» **Task prompt**
Only a number is wanted. Count the lines holding the string "VALUE".
════════════════════
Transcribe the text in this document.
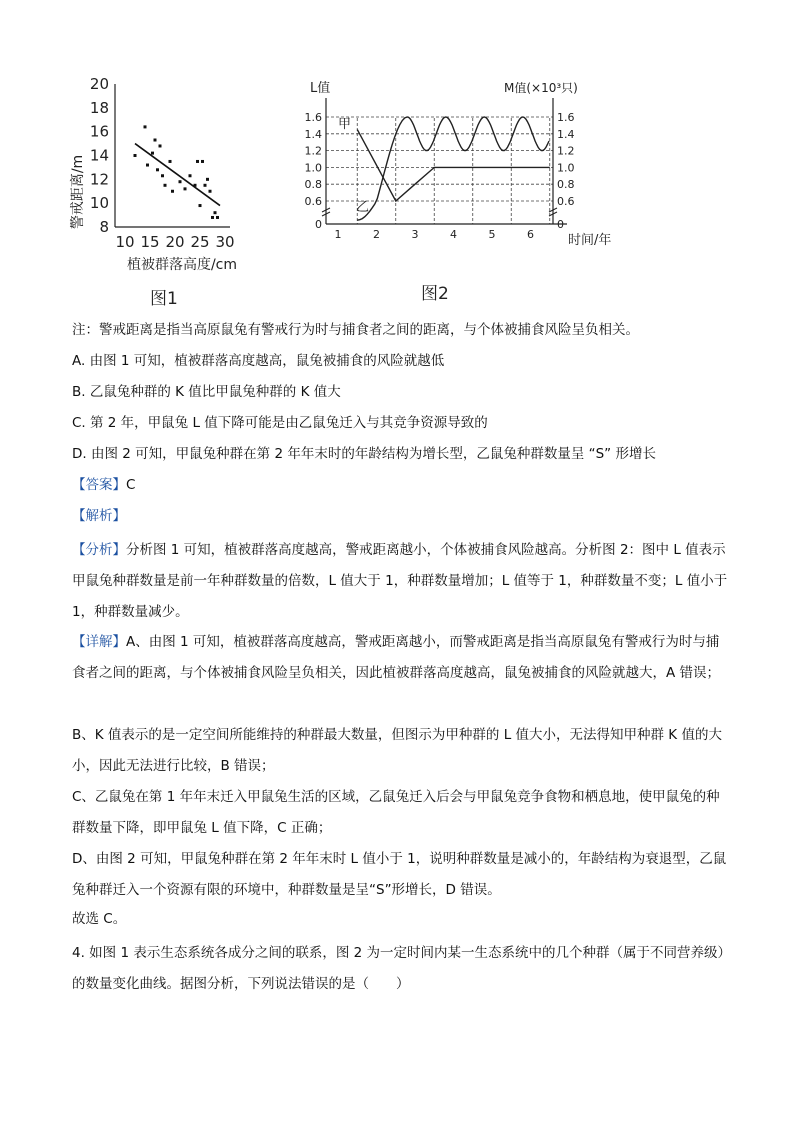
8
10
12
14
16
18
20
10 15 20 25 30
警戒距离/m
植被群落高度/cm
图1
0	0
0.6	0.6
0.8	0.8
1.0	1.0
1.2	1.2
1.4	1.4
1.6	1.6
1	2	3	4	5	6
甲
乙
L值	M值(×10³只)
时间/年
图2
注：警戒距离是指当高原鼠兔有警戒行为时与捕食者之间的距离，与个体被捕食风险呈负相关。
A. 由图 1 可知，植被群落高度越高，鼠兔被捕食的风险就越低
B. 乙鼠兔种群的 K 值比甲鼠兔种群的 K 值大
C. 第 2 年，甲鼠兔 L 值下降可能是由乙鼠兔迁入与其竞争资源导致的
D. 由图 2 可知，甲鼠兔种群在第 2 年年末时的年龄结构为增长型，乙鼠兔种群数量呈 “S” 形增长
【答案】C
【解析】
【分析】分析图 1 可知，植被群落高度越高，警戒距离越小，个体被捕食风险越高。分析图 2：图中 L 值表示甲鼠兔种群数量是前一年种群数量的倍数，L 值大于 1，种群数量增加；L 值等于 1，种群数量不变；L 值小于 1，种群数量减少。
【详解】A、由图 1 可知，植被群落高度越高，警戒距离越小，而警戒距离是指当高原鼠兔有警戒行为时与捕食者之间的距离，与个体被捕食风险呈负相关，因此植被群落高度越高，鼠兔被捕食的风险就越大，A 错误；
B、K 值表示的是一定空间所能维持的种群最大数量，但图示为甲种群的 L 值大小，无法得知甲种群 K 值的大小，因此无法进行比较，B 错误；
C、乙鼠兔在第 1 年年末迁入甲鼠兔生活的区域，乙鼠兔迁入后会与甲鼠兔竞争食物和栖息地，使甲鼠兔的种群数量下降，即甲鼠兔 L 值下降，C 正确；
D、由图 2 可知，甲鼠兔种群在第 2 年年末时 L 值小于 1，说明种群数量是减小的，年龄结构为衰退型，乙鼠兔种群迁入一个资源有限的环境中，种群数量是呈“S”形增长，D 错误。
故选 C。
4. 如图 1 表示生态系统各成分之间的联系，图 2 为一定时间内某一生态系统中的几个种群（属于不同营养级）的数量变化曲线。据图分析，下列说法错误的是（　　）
════════════════════
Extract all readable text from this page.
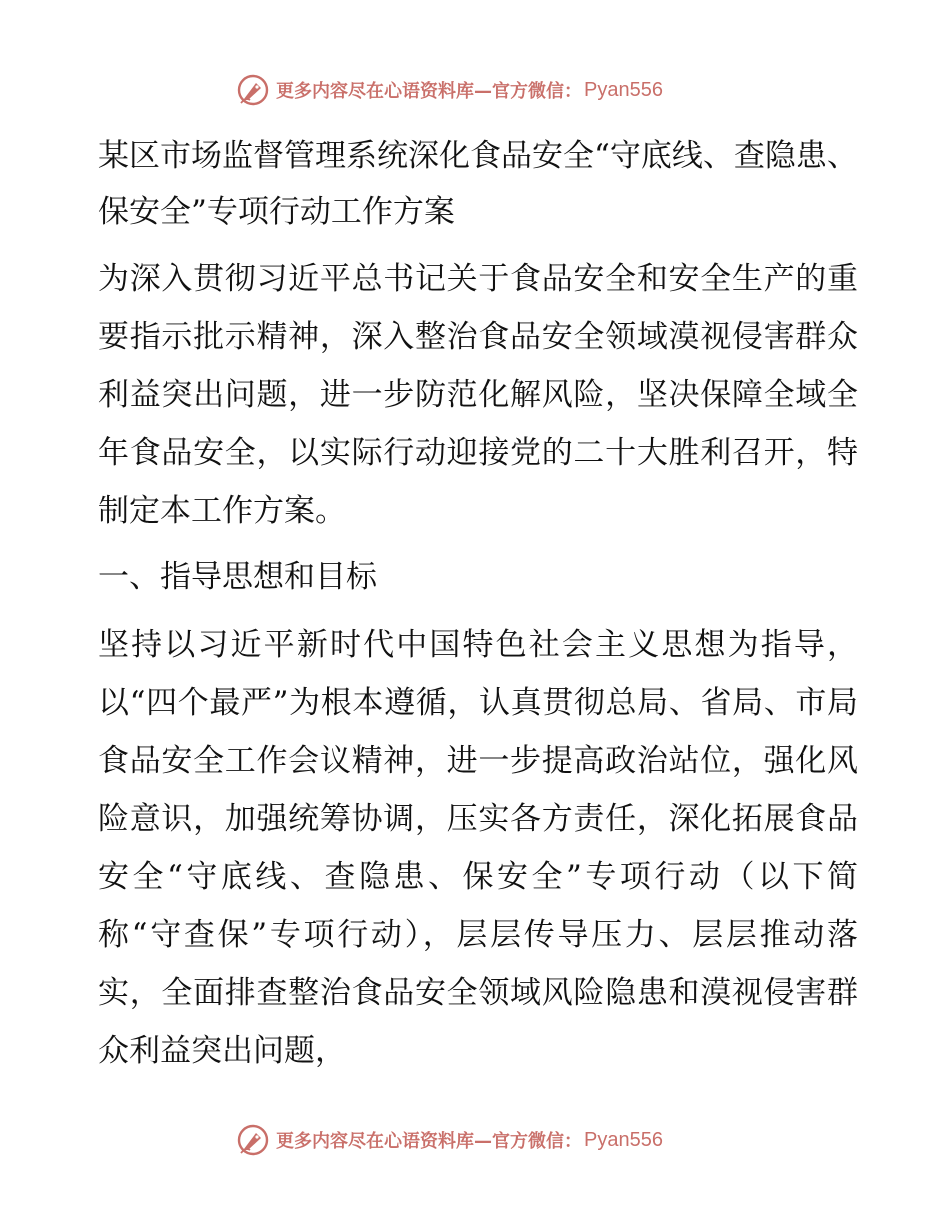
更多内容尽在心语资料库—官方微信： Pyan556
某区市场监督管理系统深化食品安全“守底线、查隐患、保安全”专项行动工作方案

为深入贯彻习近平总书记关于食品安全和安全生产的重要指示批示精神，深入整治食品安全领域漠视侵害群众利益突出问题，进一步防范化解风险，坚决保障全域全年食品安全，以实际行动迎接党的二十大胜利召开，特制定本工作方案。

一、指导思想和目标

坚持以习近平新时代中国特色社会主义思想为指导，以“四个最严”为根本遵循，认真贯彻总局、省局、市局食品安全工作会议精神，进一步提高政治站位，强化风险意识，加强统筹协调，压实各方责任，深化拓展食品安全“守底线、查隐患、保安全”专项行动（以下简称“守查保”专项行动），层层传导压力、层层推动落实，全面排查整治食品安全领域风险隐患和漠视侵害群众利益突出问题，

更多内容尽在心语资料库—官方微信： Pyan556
════════════════════
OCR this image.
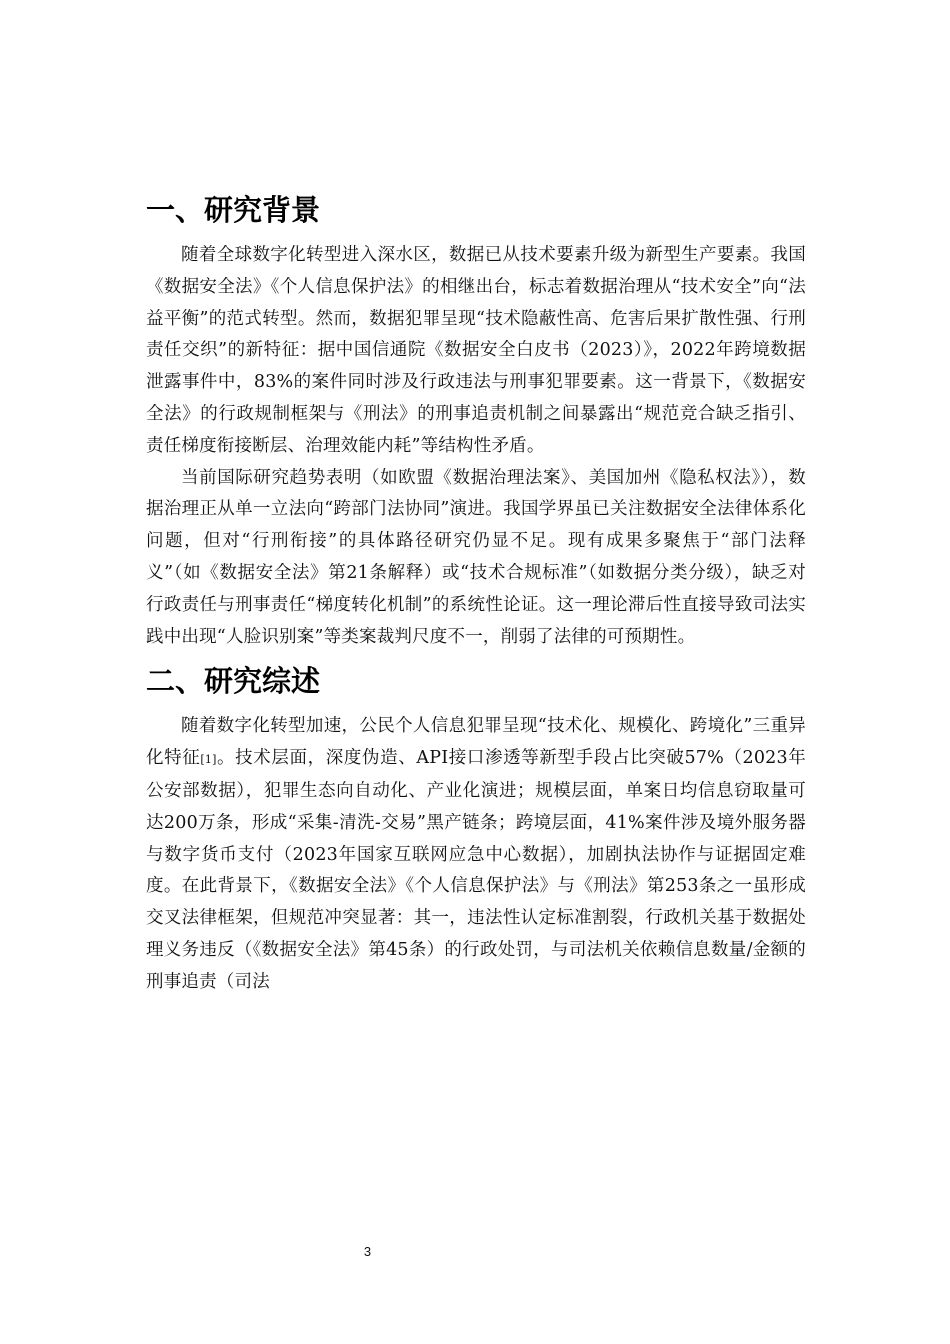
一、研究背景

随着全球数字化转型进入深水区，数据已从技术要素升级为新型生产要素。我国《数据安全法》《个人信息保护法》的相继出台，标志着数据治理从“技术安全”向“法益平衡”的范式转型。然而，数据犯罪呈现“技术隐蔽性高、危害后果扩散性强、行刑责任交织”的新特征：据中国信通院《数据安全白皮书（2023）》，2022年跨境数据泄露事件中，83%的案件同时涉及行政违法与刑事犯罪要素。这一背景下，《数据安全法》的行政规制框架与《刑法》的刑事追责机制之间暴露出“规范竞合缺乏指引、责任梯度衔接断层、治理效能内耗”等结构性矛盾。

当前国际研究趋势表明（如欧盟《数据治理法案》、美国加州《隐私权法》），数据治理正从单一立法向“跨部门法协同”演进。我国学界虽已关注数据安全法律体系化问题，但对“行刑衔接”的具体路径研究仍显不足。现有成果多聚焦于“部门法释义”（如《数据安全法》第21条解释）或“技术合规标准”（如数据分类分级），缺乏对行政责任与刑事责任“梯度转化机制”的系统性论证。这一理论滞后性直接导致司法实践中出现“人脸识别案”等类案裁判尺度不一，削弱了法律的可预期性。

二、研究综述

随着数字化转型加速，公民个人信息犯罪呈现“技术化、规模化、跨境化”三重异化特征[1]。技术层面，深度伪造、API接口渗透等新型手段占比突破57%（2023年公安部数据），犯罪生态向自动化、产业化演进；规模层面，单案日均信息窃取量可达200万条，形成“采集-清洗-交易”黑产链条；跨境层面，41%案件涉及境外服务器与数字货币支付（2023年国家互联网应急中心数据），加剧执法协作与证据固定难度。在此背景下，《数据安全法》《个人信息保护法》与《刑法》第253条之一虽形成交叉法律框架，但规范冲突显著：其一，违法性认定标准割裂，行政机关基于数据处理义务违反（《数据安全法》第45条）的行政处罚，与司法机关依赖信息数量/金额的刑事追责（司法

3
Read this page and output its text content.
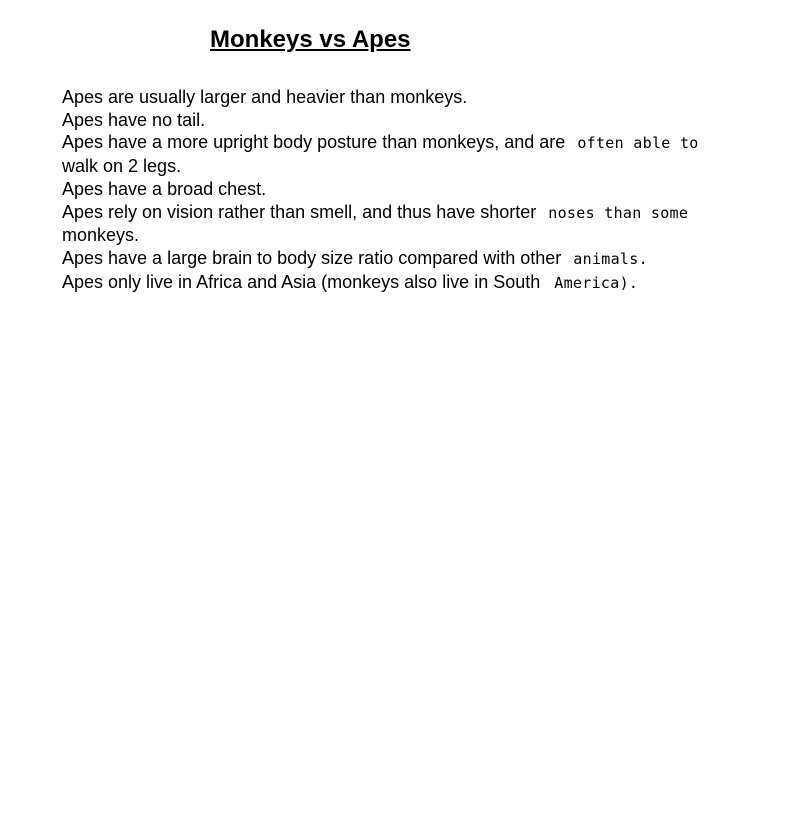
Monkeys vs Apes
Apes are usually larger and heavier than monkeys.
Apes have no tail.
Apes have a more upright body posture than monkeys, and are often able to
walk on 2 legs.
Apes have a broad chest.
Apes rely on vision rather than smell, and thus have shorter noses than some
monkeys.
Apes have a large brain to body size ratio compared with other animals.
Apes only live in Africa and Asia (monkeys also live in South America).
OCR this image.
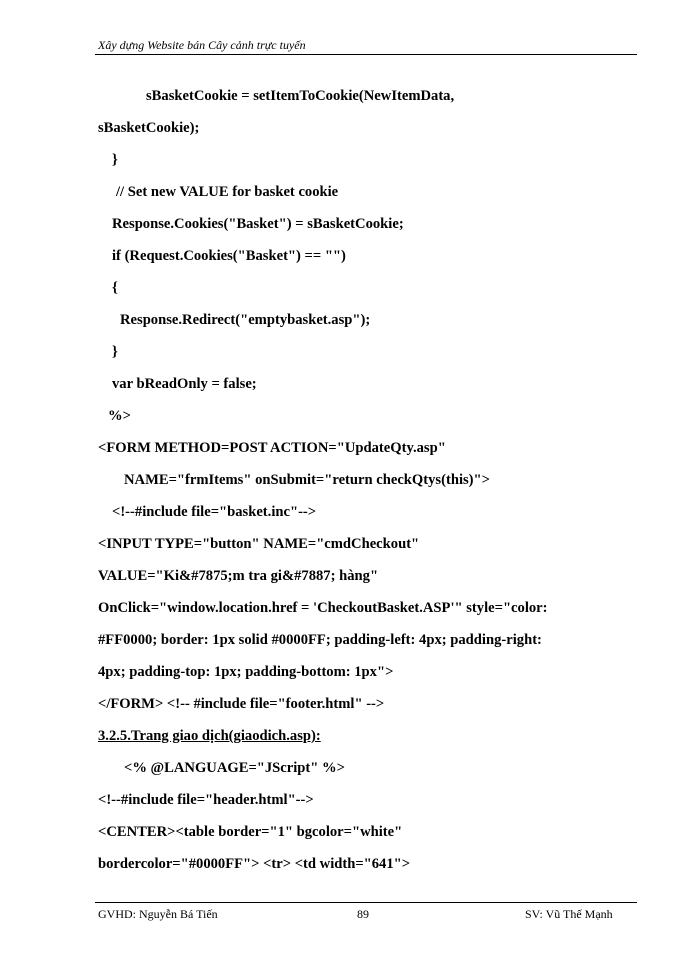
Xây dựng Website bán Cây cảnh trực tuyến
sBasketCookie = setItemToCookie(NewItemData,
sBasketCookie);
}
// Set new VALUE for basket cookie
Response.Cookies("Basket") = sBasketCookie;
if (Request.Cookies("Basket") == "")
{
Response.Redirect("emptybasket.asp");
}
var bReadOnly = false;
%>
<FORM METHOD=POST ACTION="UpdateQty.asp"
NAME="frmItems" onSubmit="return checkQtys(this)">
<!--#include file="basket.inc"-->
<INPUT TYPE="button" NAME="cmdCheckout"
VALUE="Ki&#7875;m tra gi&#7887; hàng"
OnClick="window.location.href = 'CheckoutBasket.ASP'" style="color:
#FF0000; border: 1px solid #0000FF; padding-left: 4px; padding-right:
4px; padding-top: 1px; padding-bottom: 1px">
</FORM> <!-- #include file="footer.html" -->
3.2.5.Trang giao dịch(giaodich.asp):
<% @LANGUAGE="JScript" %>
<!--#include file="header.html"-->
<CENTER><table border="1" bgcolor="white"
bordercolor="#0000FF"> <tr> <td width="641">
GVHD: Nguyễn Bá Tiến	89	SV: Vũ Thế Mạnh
════════════════════
» **Exercise answer**
2